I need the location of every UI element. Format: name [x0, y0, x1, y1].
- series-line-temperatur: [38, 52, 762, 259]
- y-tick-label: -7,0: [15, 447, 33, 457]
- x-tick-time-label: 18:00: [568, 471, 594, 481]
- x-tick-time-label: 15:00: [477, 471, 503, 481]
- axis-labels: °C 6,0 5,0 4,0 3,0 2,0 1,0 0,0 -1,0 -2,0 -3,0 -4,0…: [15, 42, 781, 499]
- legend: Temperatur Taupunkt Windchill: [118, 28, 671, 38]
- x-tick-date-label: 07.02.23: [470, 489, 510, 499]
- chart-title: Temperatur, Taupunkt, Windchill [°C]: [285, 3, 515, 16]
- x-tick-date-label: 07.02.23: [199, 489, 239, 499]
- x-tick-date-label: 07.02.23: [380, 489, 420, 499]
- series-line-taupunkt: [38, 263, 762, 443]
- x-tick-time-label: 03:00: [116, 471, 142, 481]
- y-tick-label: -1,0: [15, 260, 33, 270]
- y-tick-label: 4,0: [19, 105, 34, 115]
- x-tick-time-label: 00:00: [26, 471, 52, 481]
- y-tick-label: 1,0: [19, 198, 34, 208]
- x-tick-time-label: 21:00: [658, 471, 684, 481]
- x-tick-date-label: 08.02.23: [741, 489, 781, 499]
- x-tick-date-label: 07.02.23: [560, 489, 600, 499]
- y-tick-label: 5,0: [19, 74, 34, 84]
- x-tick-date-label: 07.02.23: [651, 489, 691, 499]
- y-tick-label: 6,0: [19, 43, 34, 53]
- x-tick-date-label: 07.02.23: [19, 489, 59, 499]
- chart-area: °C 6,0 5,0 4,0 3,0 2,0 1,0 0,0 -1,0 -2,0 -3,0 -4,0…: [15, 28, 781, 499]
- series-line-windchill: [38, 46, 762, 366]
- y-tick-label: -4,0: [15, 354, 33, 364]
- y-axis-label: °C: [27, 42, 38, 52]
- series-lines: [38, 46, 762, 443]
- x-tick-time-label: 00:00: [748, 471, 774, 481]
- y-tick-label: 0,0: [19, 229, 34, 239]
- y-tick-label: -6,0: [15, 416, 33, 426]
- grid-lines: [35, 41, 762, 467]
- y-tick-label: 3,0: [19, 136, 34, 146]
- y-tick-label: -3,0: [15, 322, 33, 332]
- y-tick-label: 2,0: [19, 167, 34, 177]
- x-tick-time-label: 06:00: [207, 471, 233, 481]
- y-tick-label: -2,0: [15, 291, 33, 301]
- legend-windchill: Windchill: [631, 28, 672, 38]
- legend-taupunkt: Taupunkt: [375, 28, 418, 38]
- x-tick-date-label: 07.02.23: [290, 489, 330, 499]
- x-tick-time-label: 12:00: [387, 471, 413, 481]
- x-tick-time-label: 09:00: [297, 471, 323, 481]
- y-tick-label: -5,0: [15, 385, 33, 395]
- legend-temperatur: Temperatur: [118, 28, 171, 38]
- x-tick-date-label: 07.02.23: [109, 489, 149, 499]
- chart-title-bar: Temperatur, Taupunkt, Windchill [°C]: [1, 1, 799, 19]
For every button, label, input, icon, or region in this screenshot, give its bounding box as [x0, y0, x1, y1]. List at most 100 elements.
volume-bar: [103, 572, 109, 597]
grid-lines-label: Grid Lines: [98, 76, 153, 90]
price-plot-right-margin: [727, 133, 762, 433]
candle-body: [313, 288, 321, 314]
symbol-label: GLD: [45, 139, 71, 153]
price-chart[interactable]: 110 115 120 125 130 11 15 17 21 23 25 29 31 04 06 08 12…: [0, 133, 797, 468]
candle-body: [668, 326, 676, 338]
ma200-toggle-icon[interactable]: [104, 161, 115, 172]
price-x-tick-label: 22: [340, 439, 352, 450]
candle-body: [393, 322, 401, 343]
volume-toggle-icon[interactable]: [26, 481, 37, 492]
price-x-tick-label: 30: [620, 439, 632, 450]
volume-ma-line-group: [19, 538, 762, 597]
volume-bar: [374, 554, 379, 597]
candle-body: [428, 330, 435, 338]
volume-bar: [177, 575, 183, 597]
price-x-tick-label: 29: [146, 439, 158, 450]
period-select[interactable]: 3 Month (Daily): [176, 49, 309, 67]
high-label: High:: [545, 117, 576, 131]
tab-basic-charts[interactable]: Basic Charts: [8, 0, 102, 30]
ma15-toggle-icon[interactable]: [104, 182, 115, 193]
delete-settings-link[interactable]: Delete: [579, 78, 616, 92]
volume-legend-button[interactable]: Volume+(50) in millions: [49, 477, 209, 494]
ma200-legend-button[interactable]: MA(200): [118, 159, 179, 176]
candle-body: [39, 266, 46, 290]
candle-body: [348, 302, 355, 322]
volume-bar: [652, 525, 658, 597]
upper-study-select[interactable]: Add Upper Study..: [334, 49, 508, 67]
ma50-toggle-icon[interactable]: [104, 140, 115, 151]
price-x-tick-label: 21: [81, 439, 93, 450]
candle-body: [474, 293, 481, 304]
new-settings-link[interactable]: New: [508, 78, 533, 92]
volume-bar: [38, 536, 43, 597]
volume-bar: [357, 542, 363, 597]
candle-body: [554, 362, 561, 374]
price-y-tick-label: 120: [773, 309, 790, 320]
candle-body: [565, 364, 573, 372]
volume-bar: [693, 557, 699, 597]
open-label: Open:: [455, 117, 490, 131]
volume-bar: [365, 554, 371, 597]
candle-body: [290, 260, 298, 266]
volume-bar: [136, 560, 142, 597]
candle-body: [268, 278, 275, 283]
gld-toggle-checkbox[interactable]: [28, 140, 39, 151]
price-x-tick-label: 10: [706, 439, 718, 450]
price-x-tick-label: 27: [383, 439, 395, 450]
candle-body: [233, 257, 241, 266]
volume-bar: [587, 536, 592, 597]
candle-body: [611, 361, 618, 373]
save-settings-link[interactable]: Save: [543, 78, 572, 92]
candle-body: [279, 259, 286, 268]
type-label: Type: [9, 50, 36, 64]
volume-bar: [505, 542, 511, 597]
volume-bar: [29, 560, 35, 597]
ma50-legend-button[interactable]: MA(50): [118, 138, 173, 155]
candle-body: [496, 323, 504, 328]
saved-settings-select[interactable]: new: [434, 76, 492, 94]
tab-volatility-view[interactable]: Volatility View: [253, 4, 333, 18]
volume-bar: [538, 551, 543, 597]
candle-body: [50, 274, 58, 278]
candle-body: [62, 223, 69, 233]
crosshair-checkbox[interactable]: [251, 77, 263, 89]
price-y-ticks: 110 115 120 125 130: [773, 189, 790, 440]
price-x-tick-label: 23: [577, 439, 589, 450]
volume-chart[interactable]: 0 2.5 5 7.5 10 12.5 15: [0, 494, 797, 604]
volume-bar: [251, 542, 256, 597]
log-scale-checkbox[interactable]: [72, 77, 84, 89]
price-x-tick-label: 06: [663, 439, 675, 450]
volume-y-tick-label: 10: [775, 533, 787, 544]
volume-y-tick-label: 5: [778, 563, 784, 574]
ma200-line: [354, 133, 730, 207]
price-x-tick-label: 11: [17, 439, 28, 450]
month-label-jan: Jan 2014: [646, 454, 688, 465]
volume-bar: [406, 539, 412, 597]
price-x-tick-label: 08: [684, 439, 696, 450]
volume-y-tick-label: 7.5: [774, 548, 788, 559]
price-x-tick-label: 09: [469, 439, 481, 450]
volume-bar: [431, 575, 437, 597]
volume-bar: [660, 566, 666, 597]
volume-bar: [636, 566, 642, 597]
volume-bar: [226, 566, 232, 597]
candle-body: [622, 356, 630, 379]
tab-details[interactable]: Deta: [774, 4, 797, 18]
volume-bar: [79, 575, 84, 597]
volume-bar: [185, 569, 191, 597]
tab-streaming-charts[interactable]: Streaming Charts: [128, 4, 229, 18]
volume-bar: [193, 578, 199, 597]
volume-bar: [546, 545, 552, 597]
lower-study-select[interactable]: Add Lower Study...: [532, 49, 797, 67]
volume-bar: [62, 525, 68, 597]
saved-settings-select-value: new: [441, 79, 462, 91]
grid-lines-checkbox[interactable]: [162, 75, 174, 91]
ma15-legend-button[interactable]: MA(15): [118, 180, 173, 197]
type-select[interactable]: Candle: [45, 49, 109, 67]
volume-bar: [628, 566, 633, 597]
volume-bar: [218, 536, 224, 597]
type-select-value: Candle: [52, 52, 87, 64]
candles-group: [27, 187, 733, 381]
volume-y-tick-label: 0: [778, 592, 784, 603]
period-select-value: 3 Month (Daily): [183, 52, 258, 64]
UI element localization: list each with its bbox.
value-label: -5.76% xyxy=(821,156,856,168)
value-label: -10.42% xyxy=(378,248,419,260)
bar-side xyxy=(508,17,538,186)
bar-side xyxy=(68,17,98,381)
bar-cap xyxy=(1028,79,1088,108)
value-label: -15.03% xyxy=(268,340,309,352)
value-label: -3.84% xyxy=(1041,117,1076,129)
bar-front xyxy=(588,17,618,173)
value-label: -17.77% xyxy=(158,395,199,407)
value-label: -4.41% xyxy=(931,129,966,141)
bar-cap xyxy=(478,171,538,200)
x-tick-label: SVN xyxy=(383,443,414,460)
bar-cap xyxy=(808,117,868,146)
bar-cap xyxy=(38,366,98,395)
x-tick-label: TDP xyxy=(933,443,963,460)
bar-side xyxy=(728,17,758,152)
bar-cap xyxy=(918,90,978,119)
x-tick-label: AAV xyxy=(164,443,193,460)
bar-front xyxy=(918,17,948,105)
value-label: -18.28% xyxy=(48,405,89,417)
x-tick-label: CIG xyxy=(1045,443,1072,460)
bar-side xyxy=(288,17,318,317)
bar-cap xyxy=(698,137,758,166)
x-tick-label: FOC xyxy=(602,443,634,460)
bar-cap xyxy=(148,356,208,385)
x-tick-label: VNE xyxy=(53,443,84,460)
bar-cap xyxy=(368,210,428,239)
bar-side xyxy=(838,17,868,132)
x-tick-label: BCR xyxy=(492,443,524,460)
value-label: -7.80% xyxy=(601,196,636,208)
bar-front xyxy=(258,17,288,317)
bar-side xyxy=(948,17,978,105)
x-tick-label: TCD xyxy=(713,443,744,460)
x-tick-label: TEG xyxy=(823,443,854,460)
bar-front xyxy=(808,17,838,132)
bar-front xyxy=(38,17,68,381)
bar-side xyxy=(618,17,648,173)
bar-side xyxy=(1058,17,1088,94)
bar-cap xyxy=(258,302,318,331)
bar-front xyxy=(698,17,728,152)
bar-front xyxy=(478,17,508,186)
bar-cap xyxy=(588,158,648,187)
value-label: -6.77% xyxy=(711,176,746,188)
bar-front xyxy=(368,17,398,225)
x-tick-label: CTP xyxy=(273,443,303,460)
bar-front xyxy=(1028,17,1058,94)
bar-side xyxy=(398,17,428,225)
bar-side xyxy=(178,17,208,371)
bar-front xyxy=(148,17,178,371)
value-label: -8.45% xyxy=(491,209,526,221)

════════

▶ **WRITTEN REQUEST**
Update the data from its first line through the line containing "- chart-title: Temperatur, Taupunkt, Windchill" by replacing "x-tick-time-label" with "x-tick-hour-label", leaving everything else unchanged.

▶ **CORRECT OUTPUT**
I need the location of every UI element. Format: name [x0, y0, x1, y1].
- series-line-temperatur: [38, 52, 762, 259]
- y-tick-label: -7,0: [15, 447, 33, 457]
- x-tick-hour-label: 18:00: [568, 471, 594, 481]
- x-tick-hour-label: 15:00: [477, 471, 503, 481]
- axis-labels: °C 6,0 5,0 4,0 3,0 2,0 1,0 0,0 -1,0 -2,0 -3,0 -4,0…: [15, 42, 781, 499]
- legend: Temperatur Taupunkt Windchill: [118, 28, 671, 38]
- x-tick-date-label: 07.02.23: [470, 489, 510, 499]
- chart-title: Temperatur, Taupunkt, Windchill [°C]: [285, 3, 515, 16]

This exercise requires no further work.